Provided material →
%%

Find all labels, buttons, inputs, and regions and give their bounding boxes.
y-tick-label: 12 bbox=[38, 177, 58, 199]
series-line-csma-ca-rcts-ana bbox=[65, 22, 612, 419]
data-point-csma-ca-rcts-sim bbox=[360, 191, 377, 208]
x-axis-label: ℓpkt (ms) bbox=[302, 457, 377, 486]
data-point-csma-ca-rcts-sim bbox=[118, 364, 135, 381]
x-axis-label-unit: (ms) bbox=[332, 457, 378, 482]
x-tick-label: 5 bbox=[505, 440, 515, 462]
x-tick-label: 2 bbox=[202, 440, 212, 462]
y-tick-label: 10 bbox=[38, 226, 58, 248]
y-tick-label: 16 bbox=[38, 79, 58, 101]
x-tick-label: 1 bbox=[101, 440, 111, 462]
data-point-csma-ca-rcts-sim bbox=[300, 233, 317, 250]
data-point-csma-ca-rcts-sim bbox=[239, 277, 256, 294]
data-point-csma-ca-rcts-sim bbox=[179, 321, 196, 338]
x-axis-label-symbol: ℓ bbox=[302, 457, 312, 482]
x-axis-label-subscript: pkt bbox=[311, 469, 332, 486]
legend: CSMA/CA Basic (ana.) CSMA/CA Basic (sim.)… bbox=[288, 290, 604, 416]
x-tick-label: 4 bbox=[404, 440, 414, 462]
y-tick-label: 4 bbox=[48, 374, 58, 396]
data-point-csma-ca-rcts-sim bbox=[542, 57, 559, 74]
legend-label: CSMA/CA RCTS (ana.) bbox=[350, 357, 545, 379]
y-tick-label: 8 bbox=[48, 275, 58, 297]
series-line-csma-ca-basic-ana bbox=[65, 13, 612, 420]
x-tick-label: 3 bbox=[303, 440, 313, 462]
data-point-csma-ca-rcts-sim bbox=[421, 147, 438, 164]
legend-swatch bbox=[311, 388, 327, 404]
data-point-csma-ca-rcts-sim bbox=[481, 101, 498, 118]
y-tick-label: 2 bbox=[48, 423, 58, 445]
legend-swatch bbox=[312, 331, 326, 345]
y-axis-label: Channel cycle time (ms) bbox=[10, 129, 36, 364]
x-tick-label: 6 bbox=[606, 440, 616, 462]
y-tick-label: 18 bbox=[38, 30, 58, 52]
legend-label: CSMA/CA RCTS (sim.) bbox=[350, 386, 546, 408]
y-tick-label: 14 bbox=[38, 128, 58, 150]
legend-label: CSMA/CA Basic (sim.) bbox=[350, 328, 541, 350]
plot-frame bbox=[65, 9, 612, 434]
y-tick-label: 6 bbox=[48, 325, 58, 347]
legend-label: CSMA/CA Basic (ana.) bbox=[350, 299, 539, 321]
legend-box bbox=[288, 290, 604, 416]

%%

Task to carry out →
Please quote all of the records above line for line, with nothing altered.

Problem solution →
Find all labels, buttons, inputs, and regions and give their bounding boxes.
y-tick-label: 12 bbox=[38, 177, 58, 199]
series-line-csma-ca-rcts-ana bbox=[65, 22, 612, 419]
data-point-csma-ca-rcts-sim bbox=[360, 191, 377, 208]
x-axis-label: ℓpkt (ms) bbox=[302, 457, 377, 486]
data-point-csma-ca-rcts-sim bbox=[118, 364, 135, 381]
x-axis-label-unit: (ms) bbox=[332, 457, 378, 482]
x-tick-label: 5 bbox=[505, 440, 515, 462]
x-tick-label: 2 bbox=[202, 440, 212, 462]
y-tick-label: 10 bbox=[38, 226, 58, 248]
y-tick-label: 16 bbox=[38, 79, 58, 101]
x-tick-label: 1 bbox=[101, 440, 111, 462]
data-point-csma-ca-rcts-sim bbox=[300, 233, 317, 250]
data-point-csma-ca-rcts-sim bbox=[239, 277, 256, 294]
data-point-csma-ca-rcts-sim bbox=[179, 321, 196, 338]
x-axis-label-symbol: ℓ bbox=[302, 457, 312, 482]
x-axis-label-subscript: pkt bbox=[311, 469, 332, 486]
legend: CSMA/CA Basic (ana.) CSMA/CA Basic (sim.)… bbox=[288, 290, 604, 416]
x-tick-label: 4 bbox=[404, 440, 414, 462]
y-tick-label: 4 bbox=[48, 374, 58, 396]
data-point-csma-ca-rcts-sim bbox=[542, 57, 559, 74]
legend-label: CSMA/CA RCTS (ana.) bbox=[350, 357, 545, 379]
y-tick-label: 8 bbox=[48, 275, 58, 297]
series-line-csma-ca-basic-ana bbox=[65, 13, 612, 420]
x-tick-label: 3 bbox=[303, 440, 313, 462]
data-point-csma-ca-rcts-sim bbox=[421, 147, 438, 164]
legend-swatch bbox=[311, 388, 327, 404]
data-point-csma-ca-rcts-sim bbox=[481, 101, 498, 118]
y-tick-label: 2 bbox=[48, 423, 58, 445]
legend-swatch bbox=[312, 331, 326, 345]
y-axis-label: Channel cycle time (ms) bbox=[10, 129, 36, 364]
x-tick-label: 6 bbox=[606, 440, 616, 462]
y-tick-label: 18 bbox=[38, 30, 58, 52]
legend-label: CSMA/CA RCTS (sim.) bbox=[350, 386, 546, 408]
y-tick-label: 14 bbox=[38, 128, 58, 150]
legend-label: CSMA/CA Basic (sim.) bbox=[350, 328, 541, 350]
plot-frame bbox=[65, 9, 612, 434]
y-tick-label: 6 bbox=[48, 325, 58, 347]
legend-label: CSMA/CA Basic (ana.) bbox=[350, 299, 539, 321]
legend-box bbox=[288, 290, 604, 416]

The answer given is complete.